Pull out every line below that contains the word "Green".

======== Information given ========

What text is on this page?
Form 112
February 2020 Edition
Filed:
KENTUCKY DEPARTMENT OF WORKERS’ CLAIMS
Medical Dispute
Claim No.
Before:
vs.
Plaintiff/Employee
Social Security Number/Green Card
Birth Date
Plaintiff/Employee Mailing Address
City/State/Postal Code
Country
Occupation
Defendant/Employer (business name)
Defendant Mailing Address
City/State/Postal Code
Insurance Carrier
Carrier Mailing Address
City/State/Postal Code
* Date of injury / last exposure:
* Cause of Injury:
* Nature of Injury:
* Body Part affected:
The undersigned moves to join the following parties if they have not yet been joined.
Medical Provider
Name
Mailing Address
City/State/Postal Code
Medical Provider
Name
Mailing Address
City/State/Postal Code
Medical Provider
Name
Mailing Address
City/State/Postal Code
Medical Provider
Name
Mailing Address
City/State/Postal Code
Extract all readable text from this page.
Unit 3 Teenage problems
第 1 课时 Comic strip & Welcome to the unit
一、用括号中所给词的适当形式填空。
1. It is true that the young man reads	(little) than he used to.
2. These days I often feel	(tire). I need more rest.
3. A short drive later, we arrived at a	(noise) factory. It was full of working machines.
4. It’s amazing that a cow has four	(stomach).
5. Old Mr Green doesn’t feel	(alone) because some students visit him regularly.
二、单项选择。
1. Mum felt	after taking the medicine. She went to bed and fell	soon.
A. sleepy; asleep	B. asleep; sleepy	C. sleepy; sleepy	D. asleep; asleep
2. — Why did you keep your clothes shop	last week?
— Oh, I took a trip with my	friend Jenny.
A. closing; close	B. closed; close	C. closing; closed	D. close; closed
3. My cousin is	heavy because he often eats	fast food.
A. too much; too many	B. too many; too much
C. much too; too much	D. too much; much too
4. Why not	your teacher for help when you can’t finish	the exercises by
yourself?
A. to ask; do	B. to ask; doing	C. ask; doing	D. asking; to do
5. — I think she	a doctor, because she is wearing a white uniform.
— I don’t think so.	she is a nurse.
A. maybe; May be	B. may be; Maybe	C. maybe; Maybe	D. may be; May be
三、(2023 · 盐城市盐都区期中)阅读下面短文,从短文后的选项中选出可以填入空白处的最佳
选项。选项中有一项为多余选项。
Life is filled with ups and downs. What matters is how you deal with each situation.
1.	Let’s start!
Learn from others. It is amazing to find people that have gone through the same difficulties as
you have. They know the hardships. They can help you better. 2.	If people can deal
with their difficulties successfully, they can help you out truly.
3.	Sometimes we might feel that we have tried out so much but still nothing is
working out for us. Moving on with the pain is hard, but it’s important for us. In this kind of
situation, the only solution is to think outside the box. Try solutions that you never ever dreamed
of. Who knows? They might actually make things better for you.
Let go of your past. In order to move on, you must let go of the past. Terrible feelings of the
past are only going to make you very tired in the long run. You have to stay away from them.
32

========

Expected answer ▸
Social Security Number/Green Card
5. Old Mr Green doesn’t feel	(alone) because some students visit him regularly.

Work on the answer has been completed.